_WHAT YOU HAVE TO DO_
Copy out every line in which the string "JSON" occurs.
─── MATERIAL TO PROCESS
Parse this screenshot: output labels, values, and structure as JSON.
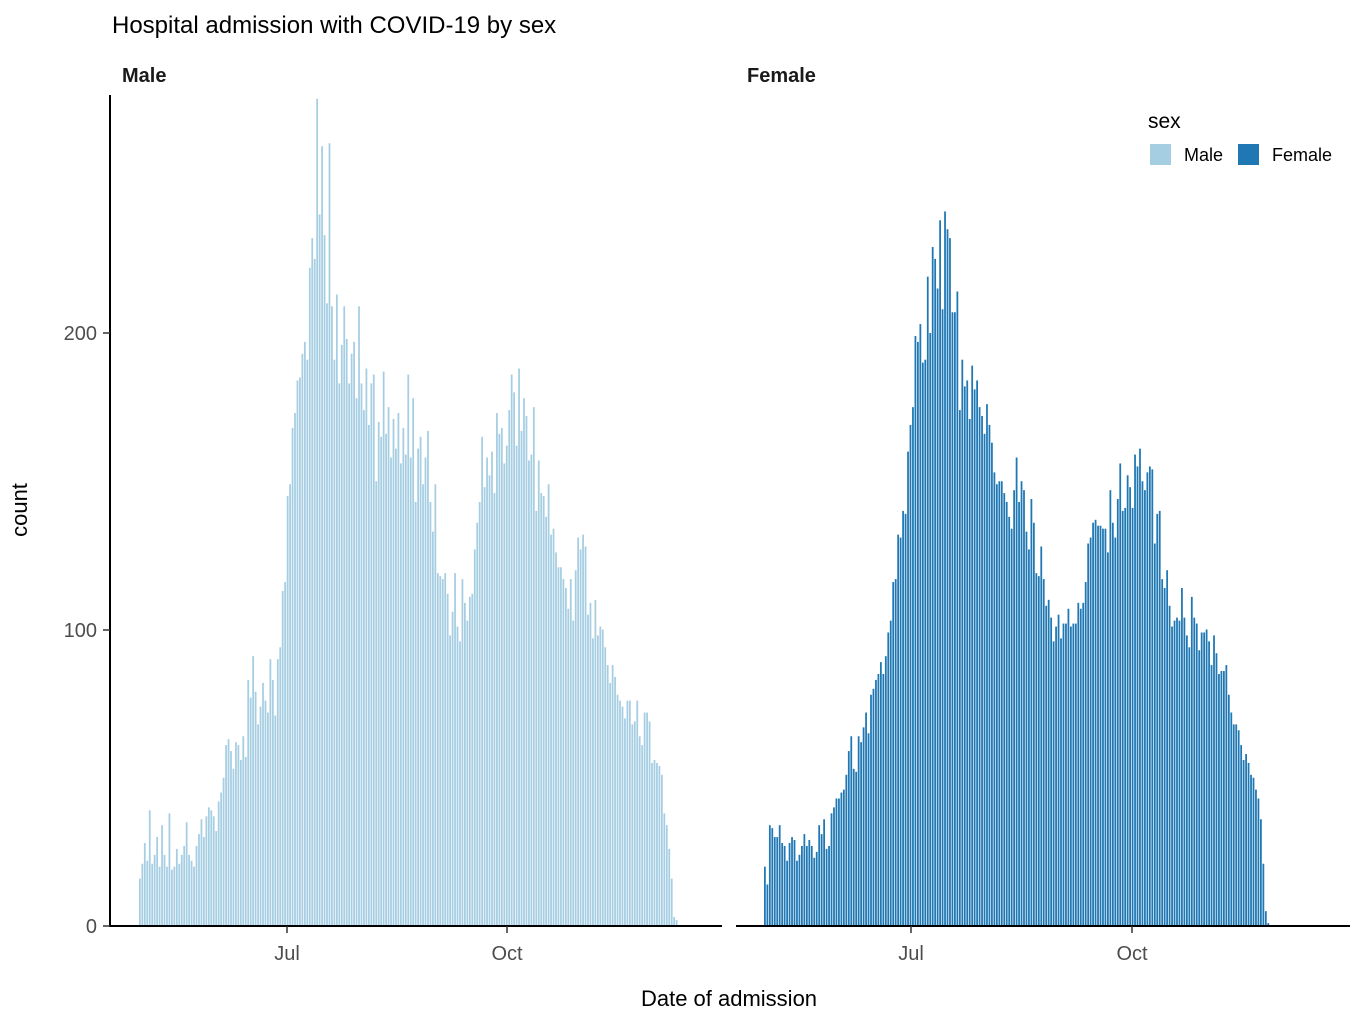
{
  "chart_data": {
    "type": "bar",
    "title": "Hospital admission with COVID-19 by sex",
    "xlabel": "Date of admission",
    "ylabel": "count",
    "x_ticks": [
      "Jul",
      "Oct"
    ],
    "y_ticks": [
      0,
      100,
      200
    ],
    "ylim": [
      0,
      280
    ],
    "grid": false,
    "legend": {
      "title": "sex",
      "position": "top-right",
      "entries": [
        "Male",
        "Female"
      ]
    },
    "panels": [
      {
        "name": "Male",
        "color": "#a6cee3",
        "values": [
          16,
          21,
          28,
          22,
          39,
          21,
          24,
          30,
          20,
          34,
          24,
          20,
          38,
          19,
          20,
          26,
          21,
          24,
          27,
          35,
          24,
          22,
          20,
          27,
          31,
          36,
          30,
          37,
          40,
          39,
          37,
          32,
          42,
          45,
          50,
          61,
          63,
          59,
          53,
          62,
          61,
          56,
          64,
          57,
          83,
          77,
          91,
          79,
          68,
          74,
          82,
          76,
          72,
          90,
          83,
          71,
          90,
          94,
          113,
          116,
          145,
          149,
          168,
          173,
          184,
          185,
          193,
          197,
          191,
          222,
          232,
          225,
          279,
          240,
          263,
          233,
          210,
          264,
          209,
          191,
          213,
          183,
          196,
          209,
          198,
          183,
          193,
          197,
          178,
          209,
          183,
          174,
          188,
          169,
          183,
          186,
          150,
          170,
          165,
          187,
          166,
          175,
          158,
          171,
          161,
          173,
          156,
          168,
          159,
          186,
          158,
          178,
          143,
          161,
          165,
          149,
          158,
          167,
          143,
          133,
          149,
          119,
          118,
          117,
          119,
          112,
          98,
          106,
          119,
          101,
          96,
          117,
          109,
          103,
          111,
          112,
          127,
          136,
          143,
          165,
          148,
          158,
          152,
          160,
          146,
          173,
          166,
          168,
          156,
          162,
          174,
          186,
          180,
          162,
          188,
          167,
          178,
          172,
          157,
          159,
          175,
          140,
          157,
          146,
          145,
          138,
          149,
          132,
          134,
          126,
          121,
          121,
          117,
          114,
          107,
          117,
          103,
          120,
          131,
          127,
          132,
          128,
          105,
          109,
          97,
          110,
          98,
          101,
          100,
          94,
          88,
          82,
          88,
          84,
          78,
          76,
          74,
          70,
          76,
          76,
          68,
          69,
          76,
          64,
          61,
          72,
          72,
          69,
          55,
          56,
          55,
          54,
          51,
          38,
          34,
          26,
          16,
          3,
          2
        ]
      },
      {
        "name": "Female",
        "color": "#1f78b4",
        "values": [
          20,
          14,
          34,
          33,
          30,
          30,
          34,
          28,
          27,
          22,
          28,
          30,
          29,
          22,
          24,
          27,
          31,
          27,
          29,
          27,
          23,
          25,
          34,
          31,
          36,
          26,
          27,
          38,
          40,
          43,
          43,
          45,
          46,
          51,
          59,
          64,
          53,
          52,
          64,
          62,
          67,
          72,
          65,
          78,
          80,
          83,
          85,
          89,
          85,
          91,
          99,
          103,
          116,
          117,
          132,
          131,
          140,
          139,
          160,
          169,
          175,
          199,
          197,
          203,
          190,
          191,
          219,
          200,
          229,
          225,
          215,
          238,
          208,
          241,
          235,
          232,
          207,
          207,
          214,
          174,
          191,
          182,
          184,
          171,
          189,
          181,
          184,
          175,
          172,
          166,
          176,
          169,
          163,
          153,
          149,
          150,
          150,
          146,
          143,
          138,
          134,
          147,
          158,
          143,
          150,
          147,
          133,
          127,
          144,
          136,
          119,
          118,
          128,
          117,
          108,
          110,
          104,
          96,
          101,
          105,
          97,
          102,
          102,
          107,
          101,
          102,
          102,
          109,
          107,
          109,
          116,
          129,
          131,
          136,
          137,
          135,
          135,
          134,
          134,
          126,
          147,
          136,
          131,
          144,
          156,
          140,
          141,
          152,
          148,
          141,
          159,
          155,
          161,
          150,
          147,
          153,
          155,
          154,
          129,
          139,
          140,
          117,
          114,
          120,
          108,
          101,
          103,
          104,
          103,
          114,
          104,
          98,
          94,
          111,
          104,
          102,
          93,
          99,
          99,
          100,
          96,
          88,
          98,
          92,
          85,
          86,
          86,
          88,
          78,
          72,
          68,
          68,
          66,
          61,
          56,
          58,
          55,
          51,
          50,
          46,
          43,
          36,
          21,
          5,
          1
        ]
      }
    ]
  }
}
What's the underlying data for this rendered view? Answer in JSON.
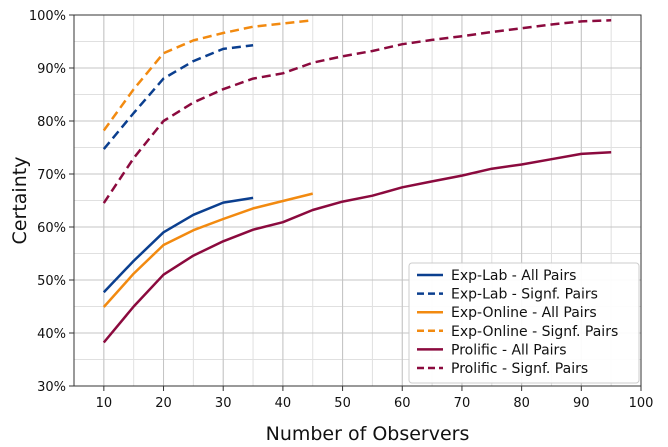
{
  "chart_data": {
    "type": "line",
    "xlabel": "Number of Observers",
    "ylabel": "Certainty",
    "xlim": [
      5,
      100
    ],
    "ylim": [
      30,
      100
    ],
    "x_ticks": [
      10,
      20,
      30,
      40,
      50,
      60,
      70,
      80,
      90,
      100
    ],
    "y_ticks": [
      30,
      40,
      50,
      60,
      70,
      80,
      90,
      100
    ],
    "y_tick_labels": [
      "30%",
      "40%",
      "50%",
      "60%",
      "70%",
      "80%",
      "90%",
      "100%"
    ],
    "grid": true,
    "legend_position": "bottom-right",
    "series": [
      {
        "name": "Exp-Lab - All Pairs",
        "color": "#0b3f8f",
        "dash": "solid",
        "x": [
          10,
          15,
          20,
          25,
          30,
          35
        ],
        "y": [
          47.7,
          53.6,
          59.0,
          62.3,
          64.6,
          65.5
        ]
      },
      {
        "name": "Exp-Lab - Signf. Pairs",
        "color": "#0b3f8f",
        "dash": "dashed",
        "x": [
          10,
          15,
          20,
          25,
          30,
          35
        ],
        "y": [
          74.7,
          81.5,
          88.0,
          91.3,
          93.6,
          94.3
        ]
      },
      {
        "name": "Exp-Online - All Pairs",
        "color": "#f28a10",
        "dash": "solid",
        "x": [
          10,
          15,
          20,
          25,
          30,
          35,
          40,
          45
        ],
        "y": [
          44.9,
          51.2,
          56.6,
          59.4,
          61.5,
          63.5,
          64.9,
          66.3
        ]
      },
      {
        "name": "Exp-Online - Signf. Pairs",
        "color": "#f28a10",
        "dash": "dashed",
        "x": [
          10,
          15,
          20,
          25,
          30,
          35,
          40,
          45
        ],
        "y": [
          78.2,
          86.0,
          92.8,
          95.2,
          96.6,
          97.8,
          98.4,
          99.0
        ]
      },
      {
        "name": "Prolific - All Pairs",
        "color": "#8b0a3e",
        "dash": "solid",
        "x": [
          10,
          15,
          20,
          25,
          30,
          35,
          40,
          45,
          50,
          55,
          60,
          65,
          70,
          75,
          80,
          85,
          90,
          95
        ],
        "y": [
          38.2,
          45.0,
          51.0,
          54.6,
          57.3,
          59.5,
          60.9,
          63.2,
          64.8,
          65.9,
          67.5,
          68.6,
          69.7,
          71.0,
          71.8,
          72.8,
          73.8,
          74.1
        ]
      },
      {
        "name": "Prolific - Signf. Pairs",
        "color": "#8b0a3e",
        "dash": "dashed",
        "x": [
          10,
          15,
          20,
          25,
          30,
          35,
          40,
          45,
          50,
          55,
          60,
          65,
          70,
          75,
          80,
          85,
          90,
          95
        ],
        "y": [
          64.5,
          73.0,
          80.0,
          83.5,
          86.0,
          88.0,
          89.0,
          91.0,
          92.2,
          93.2,
          94.5,
          95.3,
          96.0,
          96.8,
          97.5,
          98.2,
          98.8,
          99.0
        ]
      }
    ]
  }
}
──────
_EXERCISE ANSWER_
Parse this screenshot: output labels, values, and structure as JSON.
What's the underlying data for this rendered view? Answer in JSON.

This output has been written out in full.